-- START THE DATA --
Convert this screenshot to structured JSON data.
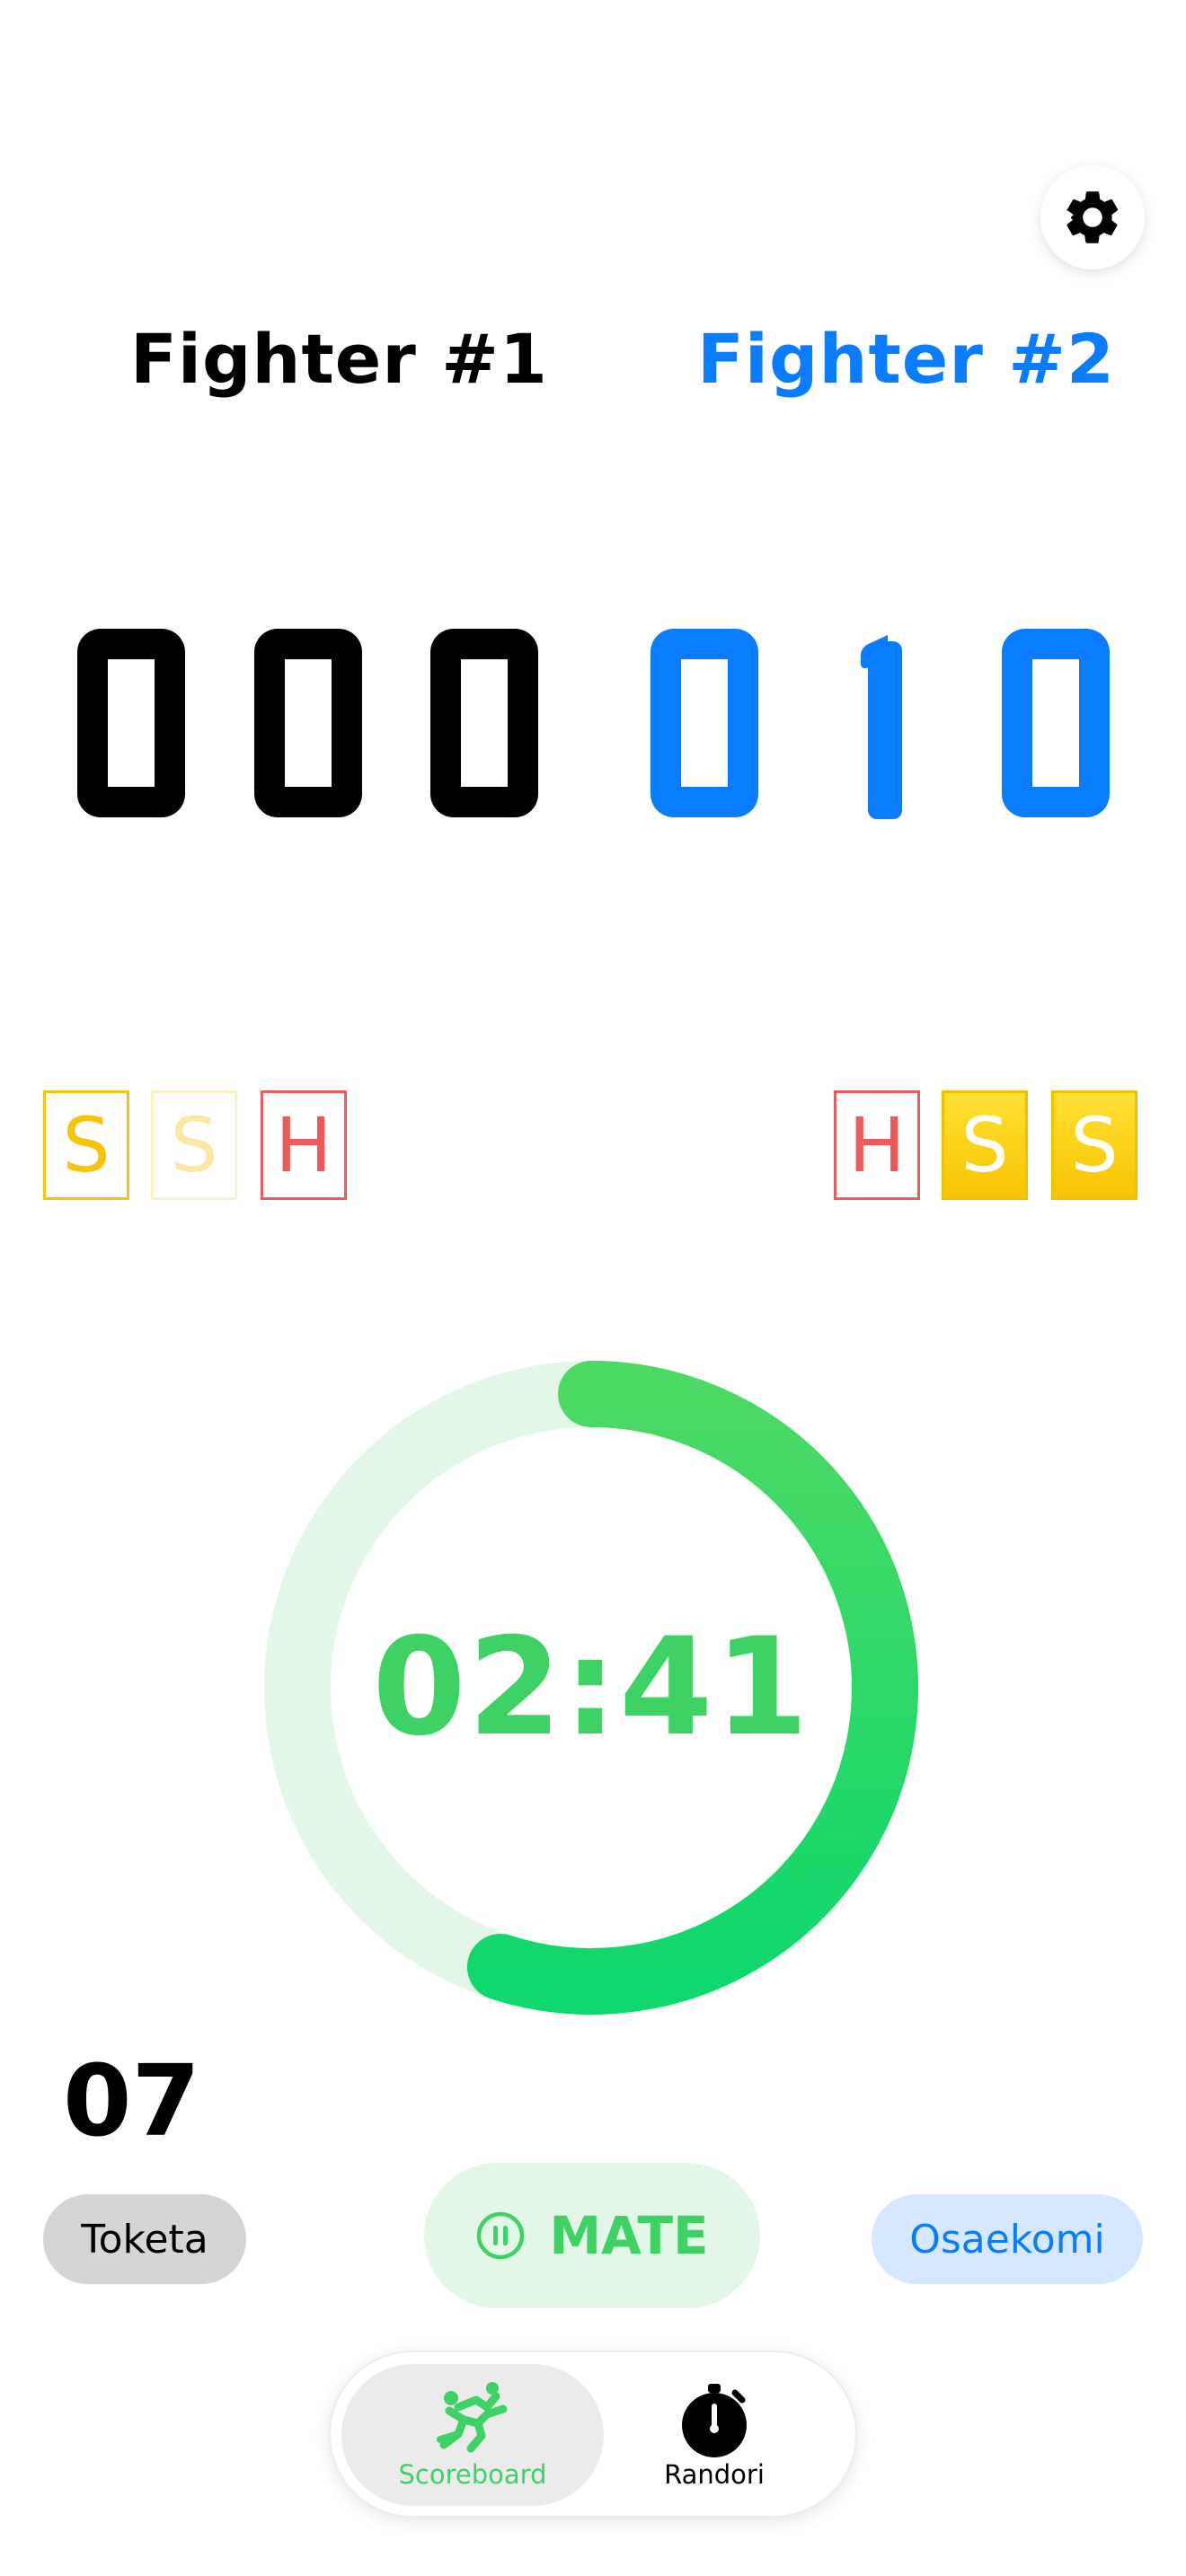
{
  "header": {
    "settings_icon": "gear-icon"
  },
  "fighters": [
    {
      "name": "Fighter #1",
      "color": "#000000",
      "score": [
        "0",
        "0",
        "0"
      ],
      "penalties": [
        {
          "letter": "S",
          "state": "active"
        },
        {
          "letter": "S",
          "state": "faded"
        },
        {
          "letter": "H",
          "state": "outline"
        }
      ]
    },
    {
      "name": "Fighter #2",
      "color": "#0a7cff",
      "score": [
        "0",
        "1",
        "0"
      ],
      "penalties": [
        {
          "letter": "H",
          "state": "outline"
        },
        {
          "letter": "S",
          "state": "filled"
        },
        {
          "letter": "S",
          "state": "filled"
        }
      ]
    }
  ],
  "timer": {
    "text": "02:41",
    "progress_fraction": 0.55,
    "color": "#3dd263"
  },
  "osaekomi_count": "07",
  "actions": {
    "toketa_label": "Toketa",
    "mate_label": "MATE",
    "mate_icon": "pause-circle-icon",
    "osaekomi_label": "Osaekomi"
  },
  "tabs": [
    {
      "label": "Scoreboard",
      "icon": "judo-throw-icon",
      "selected": true
    },
    {
      "label": "Randori",
      "icon": "stopwatch-icon",
      "selected": false
    }
  ]
}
-- END THE DATA --
■ **WHAT YOU SHOULD DO**
Look over the material above and show each line where "color" appears.

■ **EXPECTED OUTPUT**
      "color": "#000000",
      "color": "#0a7cff",
    "color": "#3dd263"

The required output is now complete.